AVAILABLE DATA:
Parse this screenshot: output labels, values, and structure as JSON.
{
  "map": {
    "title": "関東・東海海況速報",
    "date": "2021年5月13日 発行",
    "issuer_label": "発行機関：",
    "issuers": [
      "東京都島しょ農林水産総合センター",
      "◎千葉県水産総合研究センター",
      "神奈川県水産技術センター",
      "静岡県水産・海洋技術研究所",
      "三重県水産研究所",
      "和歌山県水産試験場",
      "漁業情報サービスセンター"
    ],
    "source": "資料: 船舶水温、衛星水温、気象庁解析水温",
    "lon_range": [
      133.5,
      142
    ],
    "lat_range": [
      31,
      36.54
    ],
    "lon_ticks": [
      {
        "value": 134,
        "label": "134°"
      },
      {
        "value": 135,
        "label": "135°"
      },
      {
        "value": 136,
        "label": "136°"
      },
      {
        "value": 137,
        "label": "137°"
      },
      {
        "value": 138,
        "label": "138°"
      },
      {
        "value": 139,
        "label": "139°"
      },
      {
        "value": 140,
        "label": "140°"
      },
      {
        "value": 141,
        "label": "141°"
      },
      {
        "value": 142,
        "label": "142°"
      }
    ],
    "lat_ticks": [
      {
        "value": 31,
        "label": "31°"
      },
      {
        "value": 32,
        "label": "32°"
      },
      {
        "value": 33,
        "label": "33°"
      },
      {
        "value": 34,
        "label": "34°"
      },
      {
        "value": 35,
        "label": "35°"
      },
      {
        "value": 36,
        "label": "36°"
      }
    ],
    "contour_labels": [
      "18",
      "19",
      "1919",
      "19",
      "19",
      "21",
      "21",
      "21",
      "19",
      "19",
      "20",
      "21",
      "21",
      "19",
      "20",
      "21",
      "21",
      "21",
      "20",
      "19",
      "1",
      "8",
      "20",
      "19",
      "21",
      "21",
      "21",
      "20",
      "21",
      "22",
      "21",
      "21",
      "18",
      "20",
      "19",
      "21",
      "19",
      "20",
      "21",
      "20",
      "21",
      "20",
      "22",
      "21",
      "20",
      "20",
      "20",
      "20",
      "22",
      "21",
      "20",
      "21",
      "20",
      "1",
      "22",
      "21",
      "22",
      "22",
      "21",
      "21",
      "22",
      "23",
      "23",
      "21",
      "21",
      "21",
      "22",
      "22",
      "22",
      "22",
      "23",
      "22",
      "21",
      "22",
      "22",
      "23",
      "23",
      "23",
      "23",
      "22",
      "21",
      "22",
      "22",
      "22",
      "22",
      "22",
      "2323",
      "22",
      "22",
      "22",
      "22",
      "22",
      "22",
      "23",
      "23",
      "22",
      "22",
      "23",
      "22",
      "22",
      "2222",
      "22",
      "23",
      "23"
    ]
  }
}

WHAT THE EXERCISE ASKS:
Transcribe every entry verbatim.

RESULT FOR THIS EXERCISE:
Parse this screenshot: output labels, values, and structure as JSON.
{
  "map": {
    "title": "関東・東海海況速報",
    "date": "2021年5月13日 発行",
    "issuer_label": "発行機関：",
    "issuers": [
      "東京都島しょ農林水産総合センター",
      "◎千葉県水産総合研究センター",
      "神奈川県水産技術センター",
      "静岡県水産・海洋技術研究所",
      "三重県水産研究所",
      "和歌山県水産試験場",
      "漁業情報サービスセンター"
    ],
    "source": "資料: 船舶水温、衛星水温、気象庁解析水温",
    "lon_range": [
      133.5,
      142
    ],
    "lat_range": [
      31,
      36.54
    ],
    "lon_ticks": [
      {
        "value": 134,
        "label": "134°"
      },
      {
        "value": 135,
        "label": "135°"
      },
      {
        "value": 136,
        "label": "136°"
      },
      {
        "value": 137,
        "label": "137°"
      },
      {
        "value": 138,
        "label": "138°"
      },
      {
        "value": 139,
        "label": "139°"
      },
      {
        "value": 140,
        "label": "140°"
      },
      {
        "value": 141,
        "label": "141°"
      },
      {
        "value": 142,
        "label": "142°"
      }
    ],
    "lat_ticks": [
      {
        "value": 31,
        "label": "31°"
      },
      {
        "value": 32,
        "label": "32°"
      },
      {
        "value": 33,
        "label": "33°"
      },
      {
        "value": 34,
        "label": "34°"
      },
      {
        "value": 35,
        "label": "35°"
      },
      {
        "value": 36,
        "label": "36°"
      }
    ],
    "contour_labels": [
      "18",
      "19",
      "1919",
      "19",
      "19",
      "21",
      "21",
      "21",
      "19",
      "19",
      "20",
      "21",
      "21",
      "19",
      "20",
      "21",
      "21",
      "21",
      "20",
      "19",
      "1",
      "8",
      "20",
      "19",
      "21",
      "21",
      "21",
      "20",
      "21",
      "22",
      "21",
      "21",
      "18",
      "20",
      "19",
      "21",
      "19",
      "20",
      "21",
      "20",
      "21",
      "20",
      "22",
      "21",
      "20",
      "20",
      "20",
      "20",
      "22",
      "21",
      "20",
      "21",
      "20",
      "1",
      "22",
      "21",
      "22",
      "22",
      "21",
      "21",
      "22",
      "23",
      "23",
      "21",
      "21",
      "21",
      "22",
      "22",
      "22",
      "22",
      "23",
      "22",
      "21",
      "22",
      "22",
      "23",
      "23",
      "23",
      "23",
      "22",
      "21",
      "22",
      "22",
      "22",
      "22",
      "22",
      "2323",
      "22",
      "22",
      "22",
      "22",
      "22",
      "22",
      "23",
      "23",
      "22",
      "22",
      "23",
      "22",
      "22",
      "2222",
      "22",
      "23",
      "23"
    ]
  }
}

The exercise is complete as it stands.